» Text to read:
Every time you type on your smartphone, you see three words pop up as suggestions. That’s a predictive keyboard in action. These suggestions aren’t random. They are based on deep learning models that have learned language patterns from tons of text data. So, if you want to learn about building the model behind a predictive keyboard, this article is for you. In this article, I’ll take you through the task of building a predictive keyboard model with PyTorch.

**Building a Predictive Keyboard Model Using PyTorch**

The task of building a predictive keyboard model includes these steps:

1. Tokenizing and preparing natural language data
2. Building a vocabulary and converting words to indices
3. Training a next-word prediction model using LSTMs
4. Generating top-k predictions like a predictive keyboard

We will use these steps, and in the end, we will see a model generating three suggestions for the next word, just like a predictive keyboard in your smartphone.

The richer the data, the better your model will generalize. So, the dataset we will use is based on the stories of Sherlock Holmes. You can find this dataset [here](https:///content/sherlock-holm.es_stories_plain-text_advs.txt)

Step 1: Preparing the Dataset

We will start with tokenizing the text data and converting everything to lowercase:


Build a predictive keyboard model using PyTorch by processing the text data from "/content/sherlock-holm.es_stories_plain-text_advs.txt". The task includes building a vocabulary from the Sherlock Holmes stories, preparing input-output sequences for training, defining and training an LSTM-based next-word prediction model, and implementing a function to provide top-3 word suggestions based on a given input string.

In [2]:
import nltk
from nltk.tokenize import word_tokenize
nltk.download('punkt')
nltk.download('punkt_tab')

# load data using the correct absolute path
file_path = '/content/sherlock-holm.es_stories_plain-text_advs.txt'
with open(file_path, 'r', encoding='utf-8') as f:
    text = f.read().lower()

tokens = word_tokenize(text)
print("Total Tokens:", len(tokens))

[nltk_data] Downloading package punkt to /root/nltk_data...
[nltk_data]   Package punkt is already up-to-date!
[nltk_data] Downloading package punkt_tab to /root/nltk_data...
[nltk_data]   Package punkt_tab is already up-to-date!


Total Tokens: 125772


**Step 2: Creating a Vocabulary**

Next, we need a way to convert words into numbers. So we will create:

1. a dictionary to map each word to an index
2. and another dictionary to reverse it back

So, let’s build the vocabulary and create word-to-index mappings:



In [3]:
# Step 2: Build vocabulary and convert words to indices
import torch
from collections import Counter

# Create a vocabulary mapping from word to index
word_counts = Counter(tokens)

» Excerpted data:

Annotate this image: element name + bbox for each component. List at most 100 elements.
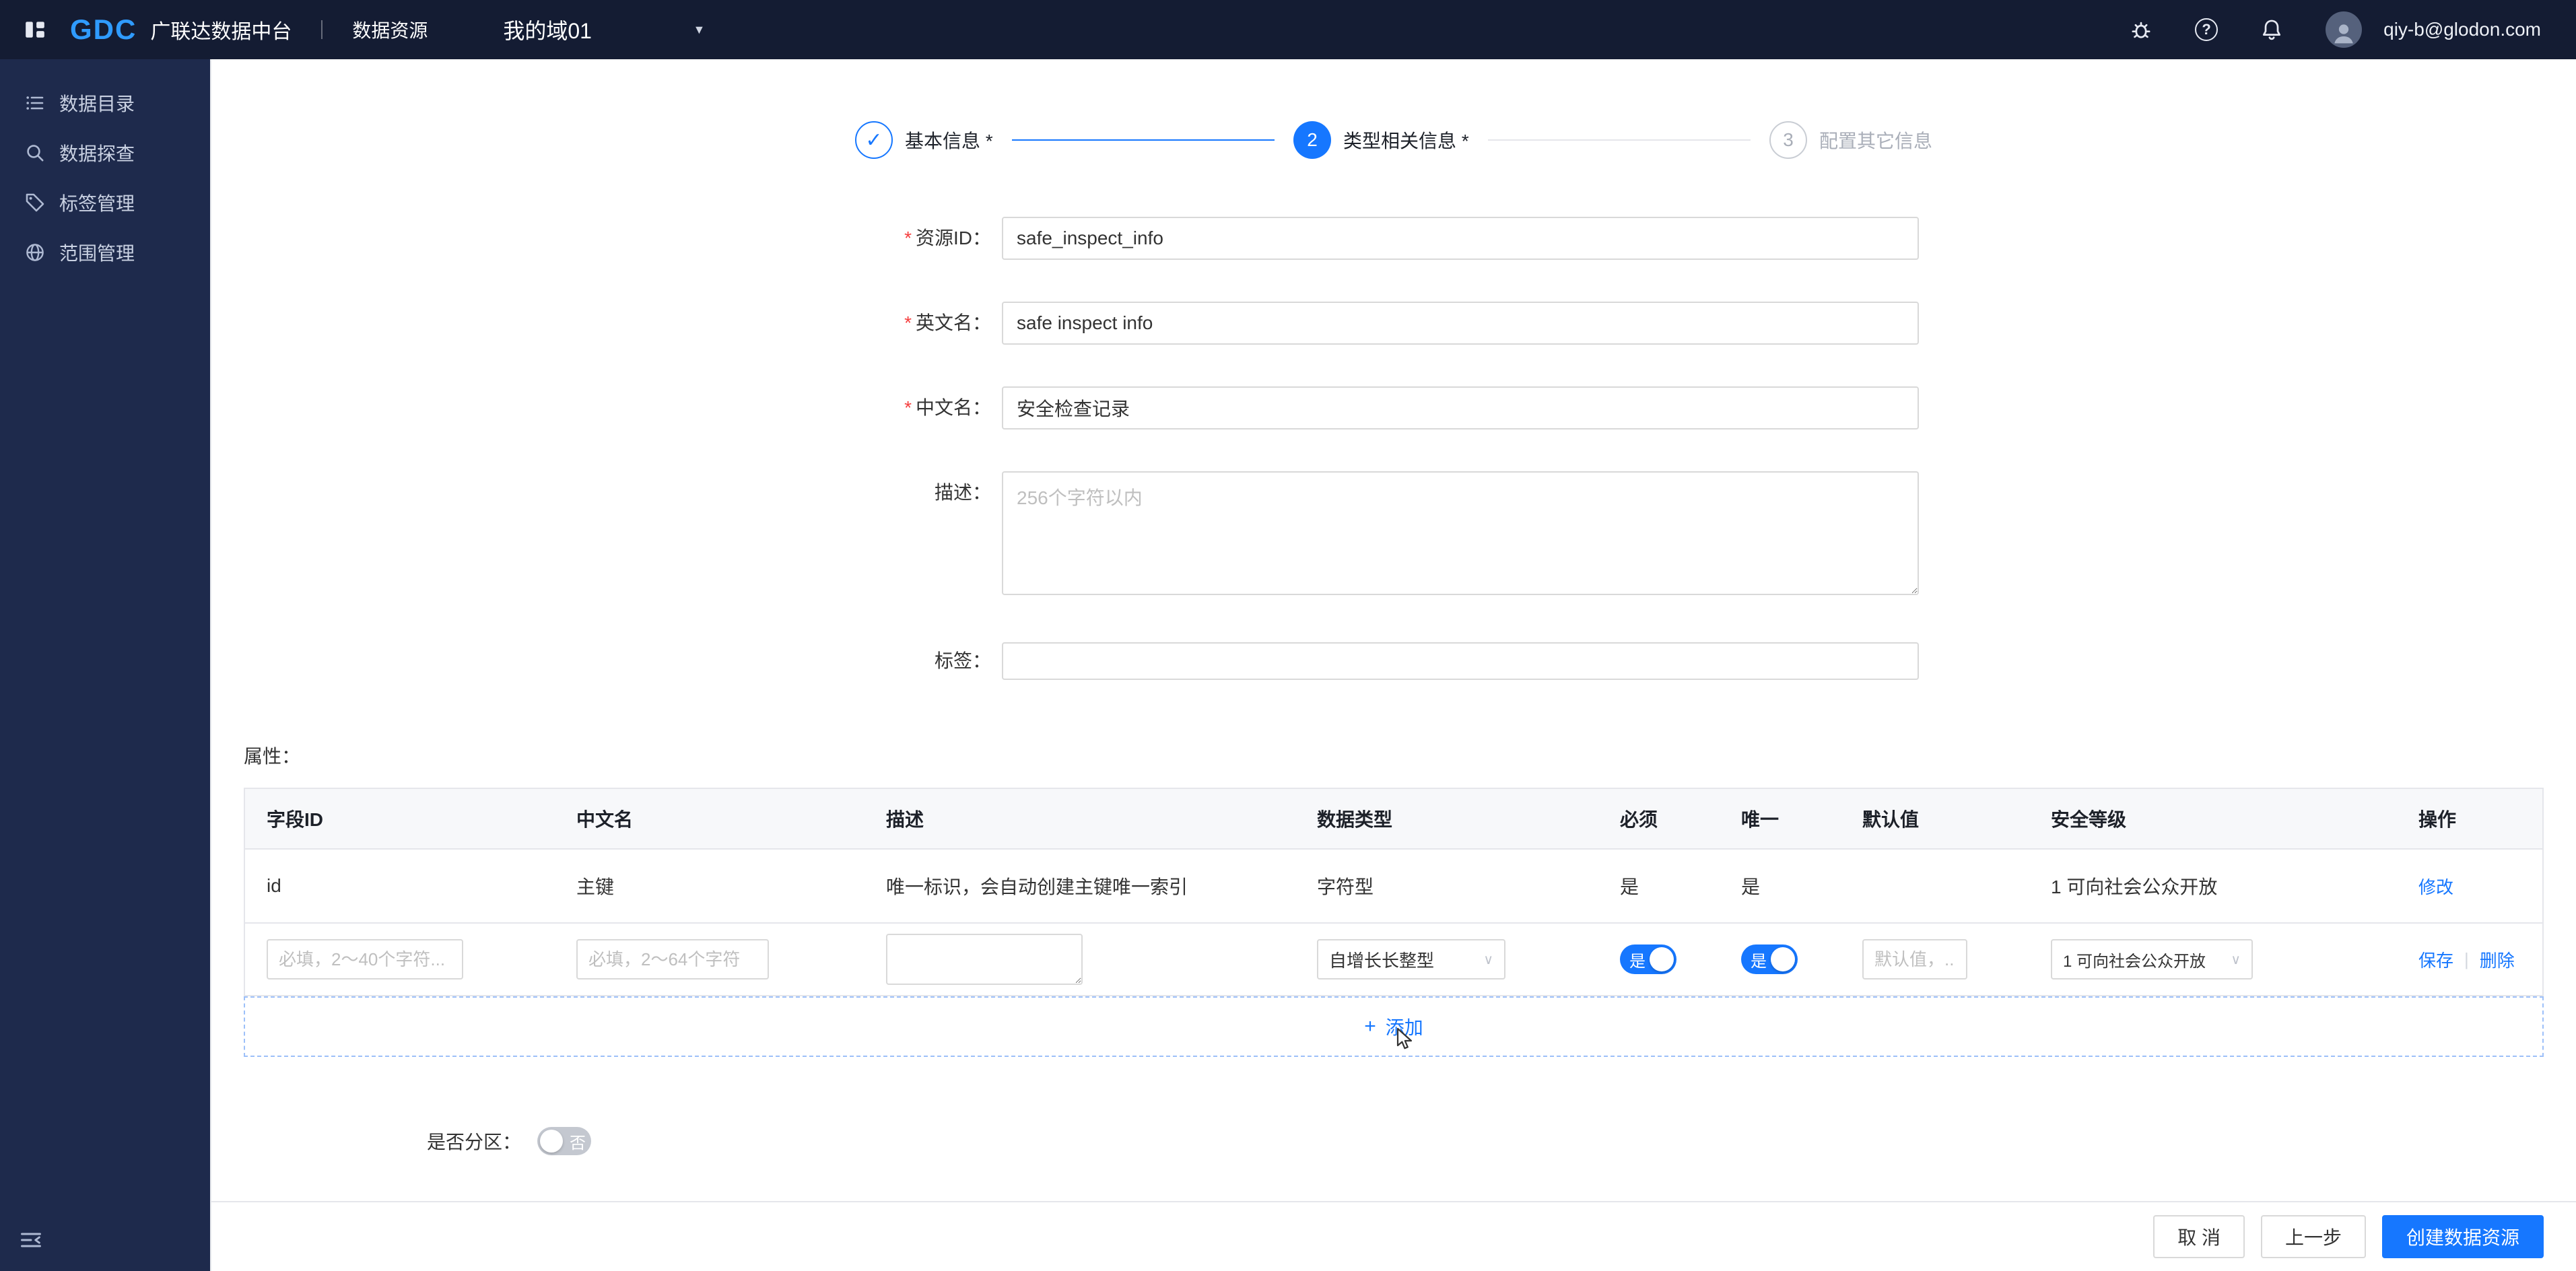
col-header-field-id: 字段ID xyxy=(267,809,324,830)
topbar: GDC 广联达数据中台 数据资源 我的域01 ▼ ? qiy-b@glodon.… xyxy=(0,0,2576,59)
required-star: * xyxy=(904,397,912,418)
sidebar-item-data-catalog[interactable]: 数据目录 xyxy=(0,78,210,128)
chinese-name-input[interactable] xyxy=(1002,386,1919,430)
col-header-cn-name: 中文名 xyxy=(576,809,634,830)
user-email[interactable]: qiy-b@glodon.com xyxy=(2383,19,2541,40)
apps-grid-icon[interactable] xyxy=(0,0,70,59)
step1-label: 基本信息 * xyxy=(905,131,993,151)
field-id-input[interactable] xyxy=(267,939,463,980)
form-row-tag: 标签： xyxy=(813,642,1919,680)
steps-bar: ✓ 基本信息 * 2 类型相关信息 * 3 配置其它信息 xyxy=(855,121,1932,159)
data-type-select[interactable]: 自增长长整型 ∨ xyxy=(1317,939,1505,980)
action-divider: | xyxy=(2464,949,2469,969)
step2-circle: 2 xyxy=(1293,121,1331,159)
tag-label: 标签： xyxy=(934,650,991,671)
sidebar-item-label: 标签管理 xyxy=(59,193,135,214)
cn-name-input[interactable] xyxy=(576,939,769,980)
resource-form: *资源ID： *英文名： *中文名： 描述： xyxy=(813,217,1919,680)
col-header-data-type: 数据类型 xyxy=(1317,809,1393,830)
chevron-down-icon: ∨ xyxy=(2231,952,2241,967)
help-icon[interactable]: ? xyxy=(2195,18,2218,41)
globe-icon xyxy=(24,242,46,263)
save-link[interactable]: 保存 xyxy=(2418,947,2453,972)
data-type-select-value: 自增长长整型 xyxy=(1329,950,1435,971)
resource-id-input[interactable] xyxy=(1002,217,1919,260)
bug-icon[interactable] xyxy=(2128,16,2155,43)
delete-link[interactable]: 删除 xyxy=(2480,947,2515,972)
col-header-required: 必须 xyxy=(1620,809,1658,830)
step1-check-icon: ✓ xyxy=(855,121,893,159)
required-star: * xyxy=(904,312,912,333)
main-panel: ✓ 基本信息 * 2 类型相关信息 * 3 配置其它信息 * 资源ID： saf… xyxy=(210,59,2576,1271)
partition-toggle[interactable]: 否 xyxy=(537,1127,592,1155)
form-row-description: 描述： xyxy=(813,471,1919,600)
col-header-security: 安全等级 xyxy=(2051,809,2127,830)
resource-id-label: * 资源ID： xyxy=(813,217,1002,260)
cancel-button[interactable]: 取 消 xyxy=(2153,1215,2245,1258)
cell-unique: 是 xyxy=(1741,877,1761,897)
sidebar-item-label: 数据探查 xyxy=(59,143,135,164)
required-toggle-label: 是 xyxy=(1629,952,1646,971)
unique-toggle-label: 是 xyxy=(1751,952,1767,971)
menu-fold-icon[interactable] xyxy=(19,1228,43,1252)
step-basic-info[interactable]: ✓ 基本信息 * xyxy=(855,121,993,159)
sidebar-item-data-explore[interactable]: 数据探查 xyxy=(0,128,210,178)
table-header-row: 字段ID 中文名 描述 数据类型 必须 唯一 默认值 安全等级 操作 xyxy=(245,789,2542,848)
sidebar-item-scope-management[interactable]: 范围管理 xyxy=(0,228,210,277)
gdc-logo: GDC xyxy=(70,13,137,45)
list-icon xyxy=(24,92,46,114)
col-header-description: 描述 xyxy=(886,809,924,830)
topbar-divider xyxy=(321,20,323,39)
security-level-select[interactable]: 1 可向社会公众开放 ∨ xyxy=(2051,939,2253,980)
user-avatar[interactable] xyxy=(2326,11,2363,48)
attributes-table: 字段ID 中文名 描述 数据类型 必须 唯一 默认值 安全等级 操作 id 主键… xyxy=(244,788,2544,996)
unique-toggle[interactable]: 是 xyxy=(1741,944,1798,974)
cell-cn-name: 主键 xyxy=(576,877,615,897)
chinese-name-label-text: 中文名： xyxy=(915,397,991,418)
domain-select-value: 我的域01 xyxy=(503,19,592,43)
cell-data-type: 字符型 xyxy=(1317,877,1374,897)
app-root: GDC 广联达数据中台 数据资源 我的域01 ▼ ? qiy-b@glodon.… xyxy=(0,0,2576,1271)
security-level-select-value: 1 可向社会公众开放 xyxy=(2063,952,2206,971)
add-field-button[interactable]: + 添加 xyxy=(244,996,2544,1057)
caret-down-icon: ▼ xyxy=(693,22,706,36)
domain-select[interactable]: 我的域01 ▼ xyxy=(503,14,705,45)
toggle-knob xyxy=(540,1130,564,1153)
sidebar-item-label: 范围管理 xyxy=(59,243,135,264)
step-other-config[interactable]: 3 配置其它信息 xyxy=(1769,121,1932,159)
description-mini-textarea[interactable] xyxy=(886,934,1083,985)
help-glyph: ? xyxy=(2202,21,2211,38)
cell-security: 1 可向社会公众开放 xyxy=(2051,877,2218,897)
required-toggle[interactable]: 是 xyxy=(1620,944,1676,974)
english-name-label-text: 英文名： xyxy=(915,312,991,333)
sidebar: 数据目录 数据探查 标签管理 范围管理 xyxy=(0,59,210,1271)
col-header-default: 默认值 xyxy=(1862,809,1920,830)
partition-label: 是否分区： xyxy=(427,1132,522,1153)
mouse-cursor xyxy=(1396,1027,1413,1050)
footer-bar: 取 消 上一步 创建数据资源 xyxy=(211,1201,2576,1271)
magnifier-icon xyxy=(24,142,46,164)
nav-data-resource[interactable]: 数据资源 xyxy=(352,16,428,43)
col-header-unique: 唯一 xyxy=(1741,809,1780,830)
chevron-down-icon: ∨ xyxy=(1483,952,1493,967)
sidebar-item-label: 数据目录 xyxy=(59,94,135,114)
tag-icon xyxy=(24,192,46,213)
table-edit-row: 自增长长整型 ∨ 是 是 xyxy=(245,922,2542,995)
required-star: * xyxy=(904,228,912,248)
tag-input[interactable] xyxy=(1002,642,1919,680)
previous-step-button[interactable]: 上一步 xyxy=(2260,1215,2366,1258)
step-type-info[interactable]: 2 类型相关信息 * xyxy=(1293,121,1469,159)
edit-link[interactable]: 修改 xyxy=(2418,874,2453,899)
cell-required: 是 xyxy=(1620,877,1639,897)
english-name-input[interactable] xyxy=(1002,302,1919,345)
bell-icon[interactable] xyxy=(2258,16,2285,43)
step-connector-done xyxy=(1011,139,1275,141)
step3-label: 配置其它信息 xyxy=(1819,131,1933,151)
partition-row: 是否分区： 否 xyxy=(427,1127,2576,1155)
description-textarea[interactable] xyxy=(1002,471,1919,595)
default-value-input[interactable] xyxy=(1862,939,1967,980)
content: ✓ 基本信息 * 2 类型相关信息 * 3 配置其它信息 * 资源ID： saf… xyxy=(211,59,2576,1201)
toggle-knob xyxy=(1771,947,1795,971)
sidebar-item-tag-management[interactable]: 标签管理 xyxy=(0,178,210,228)
create-resource-button[interactable]: 创建数据资源 xyxy=(2381,1215,2544,1258)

» Instructions:
**a.** Answer these questions about the predictive keyboard article, one line per answer:
(i) Whose stories form the dataset?
(ii) What total token count does the article print?
(iii) What type of network is used to train the next-word prediction model?
**b.** From the predictive keyboard article, print the part that opens with the words containing "nltk.download('punkt_tab')" and closes with "text = f.read().lower()".
**c.** Proceed with the article on building a predictive keyboard model in PyTorch, starting right after the last line shown.

» Final results:
**a.**
(i) Sherlock Holmes
(ii) 125772
(iii) LSTMs

**b.**
nltk.download('punkt_tab')

# load data using the correct absolute path
file_path = '/content/sherlock-holm.es_stories_plain-text_advs.txt'
with open(file_path, 'r', encoding='utf-8') as f:
    text = f.read().lower()

**c.**
vocab = sorted(word_counts, key=word_counts.get, reverse=True)
word_to_idx = {word: i for i, word in enumerate(vocab)}
idx_to_word = {i: word for i, word in enumerate(vocab)}
vocab_size = len(vocab)

print(f"Unique tokens (Vocab Size): {vocab_size}")

# Convert tokens to indices
encoded_text = [word_to_idx[word] for word in tokens]
print(f"Encoded text length: {len(encoded_text)}")

Unique tokens (Vocab Size): 8360
Encoded text length: 125772


**Step 3: Building Input-Output Sequences**

To predict the next word, the model needs context. We can use a sliding window approach. So, let’s create input-target sequences for next word prediction:



In [4]:
import torch
from torch.utils.data import TensorDataset, DataLoader

# Define sequence length
seq_length = 10

X = []
y = []

# Create sliding window sequences
for i in range(len(encoded_text) - seq_length):
    X.append(encoded_text[i:i + seq_length])
    y.append(encoded_text[i + seq_length])

# Convert to PyTorch tensors
X_tensor = torch.tensor(X, dtype=torch.long)
y_tensor = torch.tensor(y, dtype=torch.long)

print(f"Input tensor shape: {X_tensor.shape}")
print(f"Target tensor shape: {y_tensor.shape}")

# Create dataset and verify
dataset = TensorDataset(X_tensor, y_tensor)
print(f"Total number of samples: {len(dataset)}")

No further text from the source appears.